[Start of Data supplied]

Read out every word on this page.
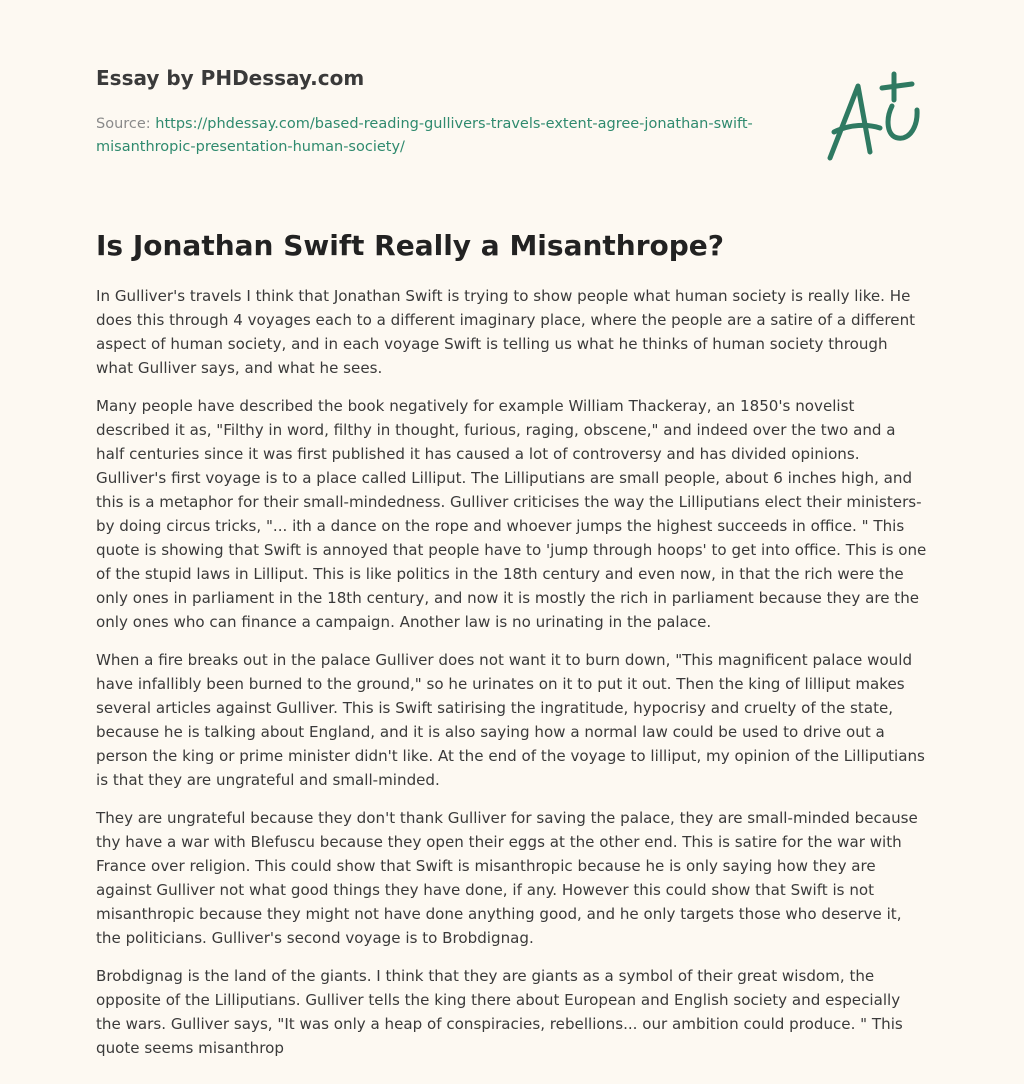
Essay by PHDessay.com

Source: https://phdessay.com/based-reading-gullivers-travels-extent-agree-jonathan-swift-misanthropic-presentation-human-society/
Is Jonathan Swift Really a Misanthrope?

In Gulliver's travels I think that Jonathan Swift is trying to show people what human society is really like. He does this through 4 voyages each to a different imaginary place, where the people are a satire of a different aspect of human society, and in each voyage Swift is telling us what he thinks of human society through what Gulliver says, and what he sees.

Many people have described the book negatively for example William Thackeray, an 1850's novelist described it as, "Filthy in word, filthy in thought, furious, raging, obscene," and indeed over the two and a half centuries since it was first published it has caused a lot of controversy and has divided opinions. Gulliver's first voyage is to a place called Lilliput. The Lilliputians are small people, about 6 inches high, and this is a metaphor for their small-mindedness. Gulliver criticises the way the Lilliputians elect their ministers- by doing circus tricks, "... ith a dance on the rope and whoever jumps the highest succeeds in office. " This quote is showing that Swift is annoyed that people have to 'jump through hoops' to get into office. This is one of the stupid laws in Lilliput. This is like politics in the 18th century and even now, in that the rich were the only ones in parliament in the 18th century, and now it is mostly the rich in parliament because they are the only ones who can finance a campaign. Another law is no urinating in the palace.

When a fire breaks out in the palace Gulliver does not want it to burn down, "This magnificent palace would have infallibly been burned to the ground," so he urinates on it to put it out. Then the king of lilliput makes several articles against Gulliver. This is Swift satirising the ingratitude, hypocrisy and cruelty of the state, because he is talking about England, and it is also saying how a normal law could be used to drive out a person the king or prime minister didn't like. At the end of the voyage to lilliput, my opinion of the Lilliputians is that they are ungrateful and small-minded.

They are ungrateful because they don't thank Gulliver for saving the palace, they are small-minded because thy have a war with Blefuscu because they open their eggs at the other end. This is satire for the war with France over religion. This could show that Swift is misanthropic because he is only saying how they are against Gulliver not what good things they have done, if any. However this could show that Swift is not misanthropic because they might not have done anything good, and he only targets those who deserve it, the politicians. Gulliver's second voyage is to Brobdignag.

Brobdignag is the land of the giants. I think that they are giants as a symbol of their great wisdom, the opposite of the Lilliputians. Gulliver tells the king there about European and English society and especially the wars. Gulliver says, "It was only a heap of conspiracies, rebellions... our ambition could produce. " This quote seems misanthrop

[End of Data supplied]

### [What is required]
Every line above should be repeated exactly; pictures stay out of the copy.

### [Task result]
Read out every word on this page.
Essay by PHDessay.com

Source: https://phdessay.com/based-reading-gullivers-travels-extent-agree-jonathan-swift-misanthropic-presentation-human-society/
Is Jonathan Swift Really a Misanthrope?

In Gulliver's travels I think that Jonathan Swift is trying to show people what human society is really like. He does this through 4 voyages each to a different imaginary place, where the people are a satire of a different aspect of human society, and in each voyage Swift is telling us what he thinks of human society through what Gulliver says, and what he sees.

Many people have described the book negatively for example William Thackeray, an 1850's novelist described it as, "Filthy in word, filthy in thought, furious, raging, obscene," and indeed over the two and a half centuries since it was first published it has caused a lot of controversy and has divided opinions. Gulliver's first voyage is to a place called Lilliput. The Lilliputians are small people, about 6 inches high, and this is a metaphor for their small-mindedness. Gulliver criticises the way the Lilliputians elect their ministers- by doing circus tricks, "... ith a dance on the rope and whoever jumps the highest succeeds in office. " This quote is showing that Swift is annoyed that people have to 'jump through hoops' to get into office. This is one of the stupid laws in Lilliput. This is like politics in the 18th century and even now, in that the rich were the only ones in parliament in the 18th century, and now it is mostly the rich in parliament because they are the only ones who can finance a campaign. Another law is no urinating in the palace.

When a fire breaks out in the palace Gulliver does not want it to burn down, "This magnificent palace would have infallibly been burned to the ground," so he urinates on it to put it out. Then the king of lilliput makes several articles against Gulliver. This is Swift satirising the ingratitude, hypocrisy and cruelty of the state, because he is talking about England, and it is also saying how a normal law could be used to drive out a person the king or prime minister didn't like. At the end of the voyage to lilliput, my opinion of the Lilliputians is that they are ungrateful and small-minded.

They are ungrateful because they don't thank Gulliver for saving the palace, they are small-minded because thy have a war with Blefuscu because they open their eggs at the other end. This is satire for the war with France over religion. This could show that Swift is misanthropic because he is only saying how they are against Gulliver not what good things they have done, if any. However this could show that Swift is not misanthropic because they might not have done anything good, and he only targets those who deserve it, the politicians. Gulliver's second voyage is to Brobdignag.

Brobdignag is the land of the giants. I think that they are giants as a symbol of their great wisdom, the opposite of the Lilliputians. Gulliver tells the king there about European and English society and especially the wars. Gulliver says, "It was only a heap of conspiracies, rebellions... our ambition could produce. " This quote seems misanthrop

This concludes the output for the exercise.